■ Exercise directions: Write out each record again exactly as it stands.

[Collected data entries]

-------

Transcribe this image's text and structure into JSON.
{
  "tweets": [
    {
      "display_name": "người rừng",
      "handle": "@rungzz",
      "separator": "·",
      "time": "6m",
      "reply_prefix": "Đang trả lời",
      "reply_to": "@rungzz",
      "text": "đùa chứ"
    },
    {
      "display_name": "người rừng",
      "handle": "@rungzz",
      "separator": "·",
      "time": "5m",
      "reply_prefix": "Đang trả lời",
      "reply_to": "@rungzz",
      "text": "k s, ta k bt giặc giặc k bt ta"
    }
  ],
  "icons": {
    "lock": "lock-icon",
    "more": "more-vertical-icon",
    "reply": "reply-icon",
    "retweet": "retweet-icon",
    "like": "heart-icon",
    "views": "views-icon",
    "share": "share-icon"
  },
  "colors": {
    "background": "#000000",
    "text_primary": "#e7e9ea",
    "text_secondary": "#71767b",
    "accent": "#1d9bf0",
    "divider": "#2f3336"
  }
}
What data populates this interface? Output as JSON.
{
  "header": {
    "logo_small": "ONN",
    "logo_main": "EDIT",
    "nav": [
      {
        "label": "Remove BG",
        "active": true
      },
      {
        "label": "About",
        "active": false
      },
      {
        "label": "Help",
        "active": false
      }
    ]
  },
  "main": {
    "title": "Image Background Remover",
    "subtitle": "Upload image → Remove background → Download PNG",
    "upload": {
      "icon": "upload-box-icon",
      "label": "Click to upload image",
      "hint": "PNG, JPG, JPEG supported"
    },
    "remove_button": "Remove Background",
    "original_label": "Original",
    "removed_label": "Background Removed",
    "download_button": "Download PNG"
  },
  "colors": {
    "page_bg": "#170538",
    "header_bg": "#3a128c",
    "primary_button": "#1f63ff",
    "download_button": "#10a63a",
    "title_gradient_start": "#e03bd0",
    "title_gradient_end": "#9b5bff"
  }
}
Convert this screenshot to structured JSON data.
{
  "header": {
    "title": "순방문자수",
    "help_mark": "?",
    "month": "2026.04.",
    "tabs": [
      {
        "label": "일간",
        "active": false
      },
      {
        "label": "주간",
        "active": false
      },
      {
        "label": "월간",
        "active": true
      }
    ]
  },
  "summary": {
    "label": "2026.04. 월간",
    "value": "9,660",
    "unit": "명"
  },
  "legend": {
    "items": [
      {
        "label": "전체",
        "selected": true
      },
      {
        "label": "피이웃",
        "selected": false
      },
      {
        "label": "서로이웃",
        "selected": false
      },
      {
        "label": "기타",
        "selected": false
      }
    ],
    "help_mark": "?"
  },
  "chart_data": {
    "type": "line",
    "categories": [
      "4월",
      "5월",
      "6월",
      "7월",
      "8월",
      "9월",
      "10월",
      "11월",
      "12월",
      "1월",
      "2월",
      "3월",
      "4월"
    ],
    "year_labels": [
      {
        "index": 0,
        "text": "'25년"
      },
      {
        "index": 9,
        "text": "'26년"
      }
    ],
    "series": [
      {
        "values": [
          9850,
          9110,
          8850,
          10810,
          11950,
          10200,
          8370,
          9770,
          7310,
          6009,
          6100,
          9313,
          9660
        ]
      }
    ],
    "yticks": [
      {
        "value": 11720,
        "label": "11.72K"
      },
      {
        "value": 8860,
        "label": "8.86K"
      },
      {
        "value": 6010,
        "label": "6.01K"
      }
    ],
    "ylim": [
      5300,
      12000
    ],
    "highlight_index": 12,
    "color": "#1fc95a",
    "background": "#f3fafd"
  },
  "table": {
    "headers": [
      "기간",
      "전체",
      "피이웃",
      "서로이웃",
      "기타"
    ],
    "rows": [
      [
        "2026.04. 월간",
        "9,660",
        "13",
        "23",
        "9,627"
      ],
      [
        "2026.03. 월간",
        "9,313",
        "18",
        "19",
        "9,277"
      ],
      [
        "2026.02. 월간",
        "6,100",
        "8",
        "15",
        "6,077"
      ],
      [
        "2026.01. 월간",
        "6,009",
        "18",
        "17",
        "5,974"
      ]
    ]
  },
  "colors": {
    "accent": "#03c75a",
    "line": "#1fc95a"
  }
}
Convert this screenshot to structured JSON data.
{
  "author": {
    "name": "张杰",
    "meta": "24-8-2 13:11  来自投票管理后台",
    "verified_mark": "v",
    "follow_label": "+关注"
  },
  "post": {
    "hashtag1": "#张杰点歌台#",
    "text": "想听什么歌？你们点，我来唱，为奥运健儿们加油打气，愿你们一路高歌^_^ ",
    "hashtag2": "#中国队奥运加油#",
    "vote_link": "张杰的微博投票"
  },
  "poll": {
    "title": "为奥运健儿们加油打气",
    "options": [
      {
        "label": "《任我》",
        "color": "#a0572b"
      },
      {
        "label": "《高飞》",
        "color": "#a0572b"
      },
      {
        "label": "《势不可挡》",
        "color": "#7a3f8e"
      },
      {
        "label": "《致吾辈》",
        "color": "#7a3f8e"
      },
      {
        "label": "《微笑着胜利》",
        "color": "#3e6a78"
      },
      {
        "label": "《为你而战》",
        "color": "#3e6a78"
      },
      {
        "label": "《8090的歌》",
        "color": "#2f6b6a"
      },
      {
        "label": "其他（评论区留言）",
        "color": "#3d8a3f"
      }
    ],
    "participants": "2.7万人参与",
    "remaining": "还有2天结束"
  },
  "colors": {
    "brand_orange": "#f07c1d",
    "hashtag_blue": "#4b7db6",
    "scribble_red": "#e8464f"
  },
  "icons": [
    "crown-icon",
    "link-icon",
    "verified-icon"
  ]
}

-------

■ Full solution:
Transcribe this image's text and structure into JSON.
{
  "tweets": [
    {
      "display_name": "người rừng",
      "handle": "@rungzz",
      "separator": "·",
      "time": "6m",
      "reply_prefix": "Đang trả lời",
      "reply_to": "@rungzz",
      "text": "đùa chứ"
    },
    {
      "display_name": "người rừng",
      "handle": "@rungzz",
      "separator": "·",
      "time": "5m",
      "reply_prefix": "Đang trả lời",
      "reply_to": "@rungzz",
      "text": "k s, ta k bt giặc giặc k bt ta"
    }
  ],
  "icons": {
    "lock": "lock-icon",
    "more": "more-vertical-icon",
    "reply": "reply-icon",
    "retweet": "retweet-icon",
    "like": "heart-icon",
    "views": "views-icon",
    "share": "share-icon"
  },
  "colors": {
    "background": "#000000",
    "text_primary": "#e7e9ea",
    "text_secondary": "#71767b",
    "accent": "#1d9bf0",
    "divider": "#2f3336"
  }
}
What data populates this interface? Output as JSON.
{
  "header": {
    "logo_small": "ONN",
    "logo_main": "EDIT",
    "nav": [
      {
        "label": "Remove BG",
        "active": true
      },
      {
        "label": "About",
        "active": false
      },
      {
        "label": "Help",
        "active": false
      }
    ]
  },
  "main": {
    "title": "Image Background Remover",
    "subtitle": "Upload image → Remove background → Download PNG",
    "upload": {
      "icon": "upload-box-icon",
      "label": "Click to upload image",
      "hint": "PNG, JPG, JPEG supported"
    },
    "remove_button": "Remove Background",
    "original_label": "Original",
    "removed_label": "Background Removed",
    "download_button": "Download PNG"
  },
  "colors": {
    "page_bg": "#170538",
    "header_bg": "#3a128c",
    "primary_button": "#1f63ff",
    "download_button": "#10a63a",
    "title_gradient_start": "#e03bd0",
    "title_gradient_end": "#9b5bff"
  }
}
Convert this screenshot to structured JSON data.
{
  "header": {
    "title": "순방문자수",
    "help_mark": "?",
    "month": "2026.04.",
    "tabs": [
      {
        "label": "일간",
        "active": false
      },
      {
        "label": "주간",
        "active": false
      },
      {
        "label": "월간",
        "active": true
      }
    ]
  },
  "summary": {
    "label": "2026.04. 월간",
    "value": "9,660",
    "unit": "명"
  },
  "legend": {
    "items": [
      {
        "label": "전체",
        "selected": true
      },
      {
        "label": "피이웃",
        "selected": false
      },
      {
        "label": "서로이웃",
        "selected": false
      },
      {
        "label": "기타",
        "selected": false
      }
    ],
    "help_mark": "?"
  },
  "chart_data": {
    "type": "line",
    "categories": [
      "4월",
      "5월",
      "6월",
      "7월",
      "8월",
      "9월",
      "10월",
      "11월",
      "12월",
      "1월",
      "2월",
      "3월",
      "4월"
    ],
    "year_labels": [
      {
        "index": 0,
        "text": "'25년"
      },
      {
        "index": 9,
        "text": "'26년"
      }
    ],
    "series": [
      {
        "values": [
          9850,
          9110,
          8850,
          10810,
          11950,
          10200,
          8370,
          9770,
          7310,
          6009,
          6100,
          9313,
          9660
        ]
      }
    ],
    "yticks": [
      {
        "value": 11720,
        "label": "11.72K"
      },
      {
        "value": 8860,
        "label": "8.86K"
      },
      {
        "value": 6010,
        "label": "6.01K"
      }
    ],
    "ylim": [
      5300,
      12000
    ],
    "highlight_index": 12,
    "color": "#1fc95a",
    "background": "#f3fafd"
  },
  "table": {
    "headers": [
      "기간",
      "전체",
      "피이웃",
      "서로이웃",
      "기타"
    ],
    "rows": [
      [
        "2026.04. 월간",
        "9,660",
        "13",
        "23",
        "9,627"
      ],
      [
        "2026.03. 월간",
        "9,313",
        "18",
        "19",
        "9,277"
      ],
      [
        "2026.02. 월간",
        "6,100",
        "8",
        "15",
        "6,077"
      ],
      [
        "2026.01. 월간",
        "6,009",
        "18",
        "17",
        "5,974"
      ]
    ]
  },
  "colors": {
    "accent": "#03c75a",
    "line": "#1fc95a"
  }
}
Convert this screenshot to structured JSON data.
{
  "author": {
    "name": "张杰",
    "meta": "24-8-2 13:11  来自投票管理后台",
    "verified_mark": "v",
    "follow_label": "+关注"
  },
  "post": {
    "hashtag1": "#张杰点歌台#",
    "text": "想听什么歌？你们点，我来唱，为奥运健儿们加油打气，愿你们一路高歌^_^ ",
    "hashtag2": "#中国队奥运加油#",
    "vote_link": "张杰的微博投票"
  },
  "poll": {
    "title": "为奥运健儿们加油打气",
    "options": [
      {
        "label": "《任我》",
        "color": "#a0572b"
      },
      {
        "label": "《高飞》",
        "color": "#a0572b"
      },
      {
        "label": "《势不可挡》",
        "color": "#7a3f8e"
      },
      {
        "label": "《致吾辈》",
        "color": "#7a3f8e"
      },
      {
        "label": "《微笑着胜利》",
        "color": "#3e6a78"
      },
      {
        "label": "《为你而战》",
        "color": "#3e6a78"
      },
      {
        "label": "《8090的歌》",
        "color": "#2f6b6a"
      },
      {
        "label": "其他（评论区留言）",
        "color": "#3d8a3f"
      }
    ],
    "participants": "2.7万人参与",
    "remaining": "还有2天结束"
  },
  "colors": {
    "brand_orange": "#f07c1d",
    "hashtag_blue": "#4b7db6",
    "scribble_red": "#e8464f"
  },
  "icons": [
    "crown-icon",
    "link-icon",
    "verified-icon"
  ]
}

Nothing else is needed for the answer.